Data entries

# # # #

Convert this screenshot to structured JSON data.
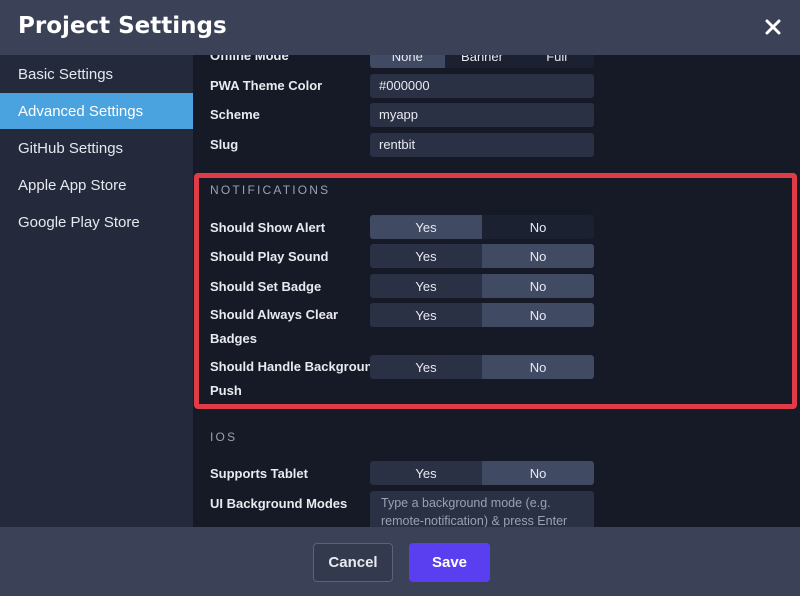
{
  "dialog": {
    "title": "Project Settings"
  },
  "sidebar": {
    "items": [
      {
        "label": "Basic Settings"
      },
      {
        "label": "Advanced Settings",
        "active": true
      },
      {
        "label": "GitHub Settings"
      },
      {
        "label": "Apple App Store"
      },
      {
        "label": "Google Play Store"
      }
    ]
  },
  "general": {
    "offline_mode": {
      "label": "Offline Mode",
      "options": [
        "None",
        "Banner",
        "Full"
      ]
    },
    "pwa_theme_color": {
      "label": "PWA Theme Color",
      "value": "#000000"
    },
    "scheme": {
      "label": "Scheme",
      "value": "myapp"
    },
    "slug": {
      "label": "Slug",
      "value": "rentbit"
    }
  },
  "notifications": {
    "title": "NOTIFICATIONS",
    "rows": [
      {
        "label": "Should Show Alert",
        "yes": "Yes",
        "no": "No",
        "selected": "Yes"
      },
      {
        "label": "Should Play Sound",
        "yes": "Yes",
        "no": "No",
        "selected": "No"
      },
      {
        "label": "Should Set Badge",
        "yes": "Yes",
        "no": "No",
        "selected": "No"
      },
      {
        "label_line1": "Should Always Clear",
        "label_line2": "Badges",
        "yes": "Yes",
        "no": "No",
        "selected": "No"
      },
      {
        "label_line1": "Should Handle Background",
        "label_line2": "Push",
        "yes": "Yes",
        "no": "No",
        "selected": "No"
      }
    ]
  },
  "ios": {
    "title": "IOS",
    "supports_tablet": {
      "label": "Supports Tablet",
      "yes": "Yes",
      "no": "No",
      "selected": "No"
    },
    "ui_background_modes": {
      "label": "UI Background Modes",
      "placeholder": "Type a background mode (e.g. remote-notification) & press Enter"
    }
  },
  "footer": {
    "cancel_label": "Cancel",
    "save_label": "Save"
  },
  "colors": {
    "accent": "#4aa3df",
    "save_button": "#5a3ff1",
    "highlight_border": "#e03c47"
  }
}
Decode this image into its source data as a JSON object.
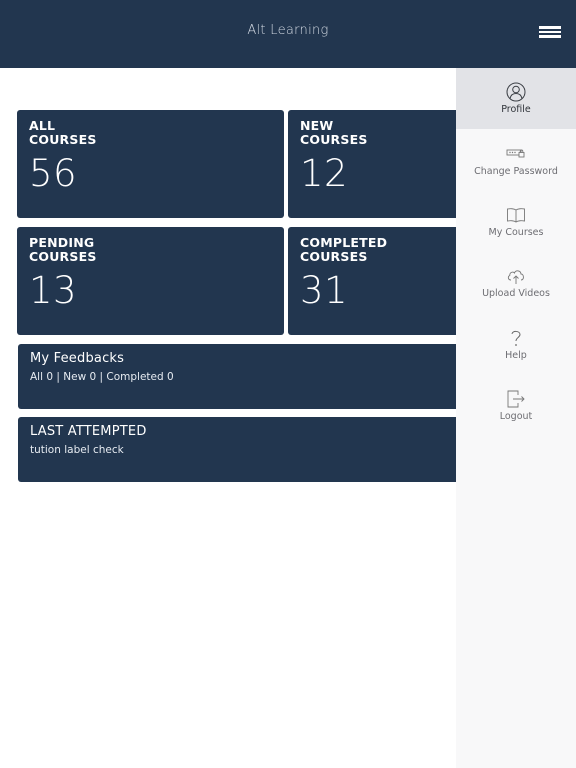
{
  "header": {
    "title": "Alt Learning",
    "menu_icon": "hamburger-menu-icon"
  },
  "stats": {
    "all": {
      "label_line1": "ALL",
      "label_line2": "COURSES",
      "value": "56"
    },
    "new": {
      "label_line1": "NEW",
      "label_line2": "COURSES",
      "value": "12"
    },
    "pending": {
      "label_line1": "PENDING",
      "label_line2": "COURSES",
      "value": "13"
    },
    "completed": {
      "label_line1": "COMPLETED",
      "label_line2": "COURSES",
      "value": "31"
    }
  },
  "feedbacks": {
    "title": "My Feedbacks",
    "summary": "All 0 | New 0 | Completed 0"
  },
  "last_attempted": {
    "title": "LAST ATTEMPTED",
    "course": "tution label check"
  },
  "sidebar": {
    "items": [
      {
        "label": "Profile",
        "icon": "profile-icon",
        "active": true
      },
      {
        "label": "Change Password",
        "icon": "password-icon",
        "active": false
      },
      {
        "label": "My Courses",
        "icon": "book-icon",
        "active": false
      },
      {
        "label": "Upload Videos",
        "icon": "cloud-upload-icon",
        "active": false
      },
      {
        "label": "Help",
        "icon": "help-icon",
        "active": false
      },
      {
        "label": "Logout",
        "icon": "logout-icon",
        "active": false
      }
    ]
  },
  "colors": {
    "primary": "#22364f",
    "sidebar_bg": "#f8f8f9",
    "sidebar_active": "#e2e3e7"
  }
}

# # # #

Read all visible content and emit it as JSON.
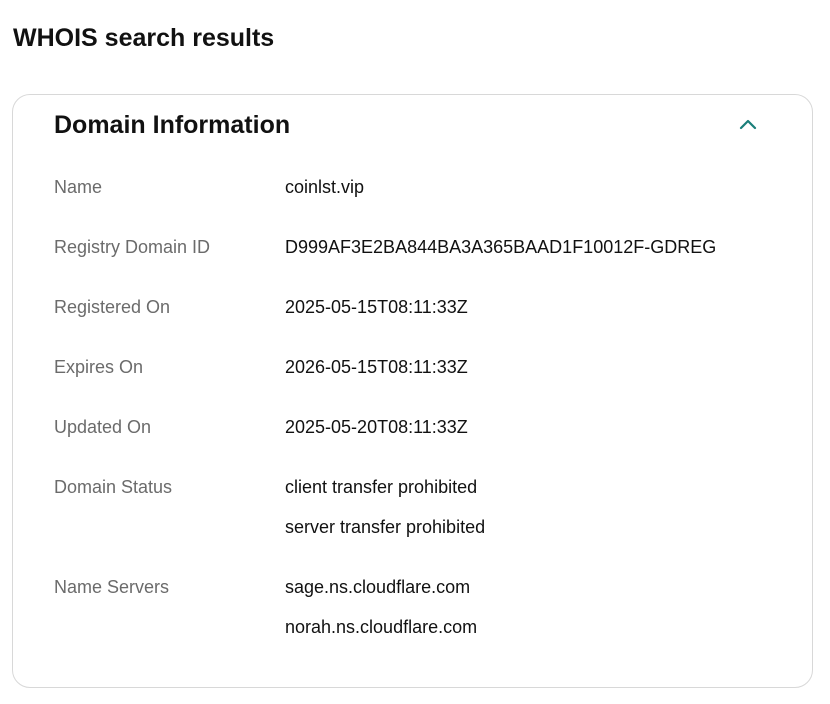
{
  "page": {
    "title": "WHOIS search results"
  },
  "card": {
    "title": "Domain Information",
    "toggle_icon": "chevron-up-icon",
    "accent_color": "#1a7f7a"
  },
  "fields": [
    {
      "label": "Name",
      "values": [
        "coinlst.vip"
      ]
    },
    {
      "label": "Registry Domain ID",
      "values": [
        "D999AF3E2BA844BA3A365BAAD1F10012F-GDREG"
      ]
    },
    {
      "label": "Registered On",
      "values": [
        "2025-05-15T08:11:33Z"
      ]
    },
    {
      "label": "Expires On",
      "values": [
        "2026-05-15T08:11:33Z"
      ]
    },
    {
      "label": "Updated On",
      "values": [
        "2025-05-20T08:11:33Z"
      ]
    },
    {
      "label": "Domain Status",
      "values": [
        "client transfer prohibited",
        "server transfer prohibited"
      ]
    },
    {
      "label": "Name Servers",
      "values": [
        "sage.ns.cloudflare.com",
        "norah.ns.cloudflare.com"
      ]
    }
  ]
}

# # # #

- What needs to be done -
All lines above containing the string "JSON" are to be collected.

- Correct answer -
Convert this screenshot to structured JSON data.
Decode this image into its source data as a JSON object.
Read all visible content and emit it as JSON.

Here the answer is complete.